(Dataset records of page text)
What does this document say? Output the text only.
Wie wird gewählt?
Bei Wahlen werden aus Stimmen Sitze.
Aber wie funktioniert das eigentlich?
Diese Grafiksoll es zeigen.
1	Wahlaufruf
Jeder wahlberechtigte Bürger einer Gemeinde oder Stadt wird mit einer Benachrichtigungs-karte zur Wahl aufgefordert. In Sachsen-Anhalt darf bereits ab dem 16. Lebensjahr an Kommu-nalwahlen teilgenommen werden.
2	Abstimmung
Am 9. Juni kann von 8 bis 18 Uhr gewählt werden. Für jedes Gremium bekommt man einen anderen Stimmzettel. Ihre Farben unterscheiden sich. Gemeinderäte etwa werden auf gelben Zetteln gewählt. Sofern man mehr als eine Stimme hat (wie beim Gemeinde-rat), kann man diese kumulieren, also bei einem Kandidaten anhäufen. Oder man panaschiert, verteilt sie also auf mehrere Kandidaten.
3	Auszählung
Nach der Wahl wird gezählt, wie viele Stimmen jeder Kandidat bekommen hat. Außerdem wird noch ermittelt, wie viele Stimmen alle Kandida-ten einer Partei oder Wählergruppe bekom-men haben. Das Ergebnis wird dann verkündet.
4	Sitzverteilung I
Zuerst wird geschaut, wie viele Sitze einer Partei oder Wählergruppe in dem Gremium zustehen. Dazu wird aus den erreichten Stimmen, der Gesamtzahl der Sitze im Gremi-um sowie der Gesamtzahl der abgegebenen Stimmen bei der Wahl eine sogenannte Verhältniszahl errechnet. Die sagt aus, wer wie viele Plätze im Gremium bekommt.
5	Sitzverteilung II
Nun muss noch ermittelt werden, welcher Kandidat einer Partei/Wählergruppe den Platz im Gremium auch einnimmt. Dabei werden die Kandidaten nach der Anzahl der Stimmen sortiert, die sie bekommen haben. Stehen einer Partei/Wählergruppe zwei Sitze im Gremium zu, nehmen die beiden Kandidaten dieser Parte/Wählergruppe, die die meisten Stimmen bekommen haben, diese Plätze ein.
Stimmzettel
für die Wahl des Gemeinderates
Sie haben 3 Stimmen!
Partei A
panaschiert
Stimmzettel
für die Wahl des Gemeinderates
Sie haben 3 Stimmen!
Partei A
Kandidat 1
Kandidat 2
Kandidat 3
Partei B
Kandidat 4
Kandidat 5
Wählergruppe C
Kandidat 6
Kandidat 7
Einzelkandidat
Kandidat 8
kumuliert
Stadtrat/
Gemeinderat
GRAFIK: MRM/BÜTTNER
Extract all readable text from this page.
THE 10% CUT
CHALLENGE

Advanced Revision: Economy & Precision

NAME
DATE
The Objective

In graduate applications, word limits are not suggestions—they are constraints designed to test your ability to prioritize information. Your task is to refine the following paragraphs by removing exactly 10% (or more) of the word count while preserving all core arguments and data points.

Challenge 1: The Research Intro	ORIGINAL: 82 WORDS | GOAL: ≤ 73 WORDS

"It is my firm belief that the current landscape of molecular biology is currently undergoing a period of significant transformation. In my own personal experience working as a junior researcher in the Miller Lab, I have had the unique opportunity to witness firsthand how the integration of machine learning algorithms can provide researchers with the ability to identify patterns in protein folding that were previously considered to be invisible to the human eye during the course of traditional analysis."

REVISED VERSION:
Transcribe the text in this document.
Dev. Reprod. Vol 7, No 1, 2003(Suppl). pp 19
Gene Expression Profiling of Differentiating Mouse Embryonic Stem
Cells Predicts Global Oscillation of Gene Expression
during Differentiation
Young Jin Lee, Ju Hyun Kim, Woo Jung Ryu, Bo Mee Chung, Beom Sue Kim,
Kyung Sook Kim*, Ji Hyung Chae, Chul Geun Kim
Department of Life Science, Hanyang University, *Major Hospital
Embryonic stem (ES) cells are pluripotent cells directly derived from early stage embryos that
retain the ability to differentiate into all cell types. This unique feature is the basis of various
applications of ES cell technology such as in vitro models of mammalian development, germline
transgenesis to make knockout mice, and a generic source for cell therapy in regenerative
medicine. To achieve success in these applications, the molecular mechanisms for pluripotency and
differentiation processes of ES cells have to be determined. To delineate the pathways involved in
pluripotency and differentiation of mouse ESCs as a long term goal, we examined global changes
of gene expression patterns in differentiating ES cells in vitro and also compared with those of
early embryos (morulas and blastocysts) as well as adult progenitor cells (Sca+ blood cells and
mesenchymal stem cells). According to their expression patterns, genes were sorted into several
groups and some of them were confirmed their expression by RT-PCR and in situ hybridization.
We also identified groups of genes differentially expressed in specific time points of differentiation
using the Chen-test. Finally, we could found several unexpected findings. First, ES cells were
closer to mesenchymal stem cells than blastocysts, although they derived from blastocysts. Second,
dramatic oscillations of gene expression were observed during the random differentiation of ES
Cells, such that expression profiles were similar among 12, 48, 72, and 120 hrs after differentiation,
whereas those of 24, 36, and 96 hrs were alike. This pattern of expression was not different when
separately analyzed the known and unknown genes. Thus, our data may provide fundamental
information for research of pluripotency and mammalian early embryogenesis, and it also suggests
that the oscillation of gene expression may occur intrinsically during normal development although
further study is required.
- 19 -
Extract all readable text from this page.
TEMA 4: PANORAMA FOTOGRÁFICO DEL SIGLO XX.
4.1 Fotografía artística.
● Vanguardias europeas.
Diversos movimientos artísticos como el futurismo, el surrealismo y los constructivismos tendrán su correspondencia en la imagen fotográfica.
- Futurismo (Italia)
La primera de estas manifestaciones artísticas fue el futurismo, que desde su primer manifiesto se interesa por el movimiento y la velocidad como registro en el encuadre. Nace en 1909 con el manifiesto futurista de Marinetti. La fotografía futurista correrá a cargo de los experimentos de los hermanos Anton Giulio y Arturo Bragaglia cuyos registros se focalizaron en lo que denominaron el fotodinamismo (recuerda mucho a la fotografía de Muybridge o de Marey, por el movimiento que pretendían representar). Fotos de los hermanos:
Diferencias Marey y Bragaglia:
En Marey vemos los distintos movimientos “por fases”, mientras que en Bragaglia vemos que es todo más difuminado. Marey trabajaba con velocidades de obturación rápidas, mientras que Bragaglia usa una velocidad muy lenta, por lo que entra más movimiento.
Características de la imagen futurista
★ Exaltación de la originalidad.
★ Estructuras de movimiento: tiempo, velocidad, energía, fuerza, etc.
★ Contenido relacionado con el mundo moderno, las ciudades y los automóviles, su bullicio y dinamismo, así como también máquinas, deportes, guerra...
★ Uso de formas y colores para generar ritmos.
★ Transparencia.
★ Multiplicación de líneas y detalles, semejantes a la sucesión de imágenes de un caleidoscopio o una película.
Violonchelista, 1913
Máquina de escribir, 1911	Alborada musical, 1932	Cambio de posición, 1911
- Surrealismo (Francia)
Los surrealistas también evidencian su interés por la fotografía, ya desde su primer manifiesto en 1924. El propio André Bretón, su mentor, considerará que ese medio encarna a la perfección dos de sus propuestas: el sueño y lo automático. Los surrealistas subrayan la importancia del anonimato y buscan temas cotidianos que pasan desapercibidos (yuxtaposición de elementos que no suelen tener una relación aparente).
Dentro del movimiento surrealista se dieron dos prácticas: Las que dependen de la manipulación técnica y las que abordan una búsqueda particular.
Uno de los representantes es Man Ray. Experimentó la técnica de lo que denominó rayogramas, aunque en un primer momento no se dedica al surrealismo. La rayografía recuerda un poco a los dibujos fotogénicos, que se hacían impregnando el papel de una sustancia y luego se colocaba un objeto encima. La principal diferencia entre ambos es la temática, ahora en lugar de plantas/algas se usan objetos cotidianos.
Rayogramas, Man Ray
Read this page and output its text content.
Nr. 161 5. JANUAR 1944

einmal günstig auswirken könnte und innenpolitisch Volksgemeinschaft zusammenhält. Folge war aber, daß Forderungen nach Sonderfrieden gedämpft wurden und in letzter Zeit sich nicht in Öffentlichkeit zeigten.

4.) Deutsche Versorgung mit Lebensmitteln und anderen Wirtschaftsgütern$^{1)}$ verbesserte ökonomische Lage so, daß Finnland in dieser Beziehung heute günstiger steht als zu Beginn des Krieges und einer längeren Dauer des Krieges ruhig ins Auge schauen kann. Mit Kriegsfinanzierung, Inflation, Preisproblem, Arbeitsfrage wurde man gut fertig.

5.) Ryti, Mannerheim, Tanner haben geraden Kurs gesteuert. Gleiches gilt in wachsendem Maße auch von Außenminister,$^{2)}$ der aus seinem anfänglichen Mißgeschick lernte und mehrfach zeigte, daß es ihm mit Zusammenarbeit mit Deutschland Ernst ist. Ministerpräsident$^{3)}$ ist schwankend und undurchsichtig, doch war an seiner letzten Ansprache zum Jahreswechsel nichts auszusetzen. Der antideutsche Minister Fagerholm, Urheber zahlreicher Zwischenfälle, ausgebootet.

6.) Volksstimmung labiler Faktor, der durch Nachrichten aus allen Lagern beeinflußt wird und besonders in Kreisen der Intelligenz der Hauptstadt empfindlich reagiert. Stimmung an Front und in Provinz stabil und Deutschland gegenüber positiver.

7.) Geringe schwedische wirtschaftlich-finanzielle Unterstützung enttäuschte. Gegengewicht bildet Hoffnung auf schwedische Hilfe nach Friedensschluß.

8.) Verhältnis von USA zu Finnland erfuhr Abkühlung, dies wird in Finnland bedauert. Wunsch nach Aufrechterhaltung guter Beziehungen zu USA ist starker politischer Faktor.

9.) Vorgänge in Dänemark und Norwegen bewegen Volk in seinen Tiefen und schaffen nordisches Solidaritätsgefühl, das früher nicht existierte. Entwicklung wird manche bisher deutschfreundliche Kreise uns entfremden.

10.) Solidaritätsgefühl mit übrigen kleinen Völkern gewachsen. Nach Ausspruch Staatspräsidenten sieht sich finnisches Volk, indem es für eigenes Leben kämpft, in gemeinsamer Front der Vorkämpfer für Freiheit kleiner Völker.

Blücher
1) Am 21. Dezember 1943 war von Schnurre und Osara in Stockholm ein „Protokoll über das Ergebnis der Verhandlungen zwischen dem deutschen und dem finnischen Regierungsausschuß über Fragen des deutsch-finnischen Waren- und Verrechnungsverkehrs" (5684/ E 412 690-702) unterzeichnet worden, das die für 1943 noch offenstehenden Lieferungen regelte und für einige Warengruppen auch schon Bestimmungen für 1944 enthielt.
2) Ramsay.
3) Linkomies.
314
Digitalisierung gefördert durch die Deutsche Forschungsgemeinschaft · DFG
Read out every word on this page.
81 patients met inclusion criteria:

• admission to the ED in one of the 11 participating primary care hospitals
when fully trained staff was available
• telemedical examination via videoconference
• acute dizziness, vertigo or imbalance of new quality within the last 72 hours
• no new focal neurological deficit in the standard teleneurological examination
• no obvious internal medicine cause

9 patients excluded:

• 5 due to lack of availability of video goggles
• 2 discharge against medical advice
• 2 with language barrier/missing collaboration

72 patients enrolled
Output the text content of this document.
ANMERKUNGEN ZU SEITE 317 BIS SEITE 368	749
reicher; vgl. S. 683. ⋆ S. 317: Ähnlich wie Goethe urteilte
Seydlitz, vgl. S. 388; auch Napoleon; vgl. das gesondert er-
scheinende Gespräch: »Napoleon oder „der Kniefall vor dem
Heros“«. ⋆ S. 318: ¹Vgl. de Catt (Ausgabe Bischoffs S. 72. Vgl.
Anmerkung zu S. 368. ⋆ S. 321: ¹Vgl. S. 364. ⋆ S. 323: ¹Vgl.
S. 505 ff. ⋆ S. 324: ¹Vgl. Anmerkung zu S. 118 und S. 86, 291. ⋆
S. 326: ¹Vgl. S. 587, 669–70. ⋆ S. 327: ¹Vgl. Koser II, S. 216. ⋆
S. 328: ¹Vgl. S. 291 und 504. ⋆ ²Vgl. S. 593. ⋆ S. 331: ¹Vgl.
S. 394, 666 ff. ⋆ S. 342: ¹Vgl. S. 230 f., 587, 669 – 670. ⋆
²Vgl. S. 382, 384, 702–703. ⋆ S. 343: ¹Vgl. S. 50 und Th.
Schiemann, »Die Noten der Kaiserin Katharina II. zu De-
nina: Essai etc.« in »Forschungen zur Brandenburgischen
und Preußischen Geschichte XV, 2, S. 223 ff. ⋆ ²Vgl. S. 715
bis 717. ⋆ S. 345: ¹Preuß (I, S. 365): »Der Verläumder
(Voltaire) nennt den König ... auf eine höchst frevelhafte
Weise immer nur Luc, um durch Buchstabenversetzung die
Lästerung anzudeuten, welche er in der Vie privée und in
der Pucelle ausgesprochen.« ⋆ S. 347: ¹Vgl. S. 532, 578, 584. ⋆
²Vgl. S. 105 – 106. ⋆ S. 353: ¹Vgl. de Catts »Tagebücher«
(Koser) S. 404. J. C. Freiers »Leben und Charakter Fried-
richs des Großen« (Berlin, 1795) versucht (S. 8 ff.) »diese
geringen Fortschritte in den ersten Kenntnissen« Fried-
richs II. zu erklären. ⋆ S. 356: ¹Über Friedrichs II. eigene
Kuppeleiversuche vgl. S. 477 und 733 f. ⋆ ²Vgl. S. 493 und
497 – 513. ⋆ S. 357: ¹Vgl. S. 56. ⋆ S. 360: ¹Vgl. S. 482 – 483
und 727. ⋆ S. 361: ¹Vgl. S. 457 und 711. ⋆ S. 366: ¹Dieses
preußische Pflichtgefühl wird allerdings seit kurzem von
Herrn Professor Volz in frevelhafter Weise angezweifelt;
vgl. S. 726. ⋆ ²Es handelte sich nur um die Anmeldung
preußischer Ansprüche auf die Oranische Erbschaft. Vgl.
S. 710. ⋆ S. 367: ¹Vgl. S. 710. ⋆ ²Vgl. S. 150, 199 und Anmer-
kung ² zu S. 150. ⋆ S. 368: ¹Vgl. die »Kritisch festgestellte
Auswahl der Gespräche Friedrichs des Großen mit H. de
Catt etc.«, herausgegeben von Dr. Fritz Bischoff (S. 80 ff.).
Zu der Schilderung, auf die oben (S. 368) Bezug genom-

## What is being asked
Count every line of the records above in which the string "Faktor" appears. The number alone is to be given.

## Result of the task
2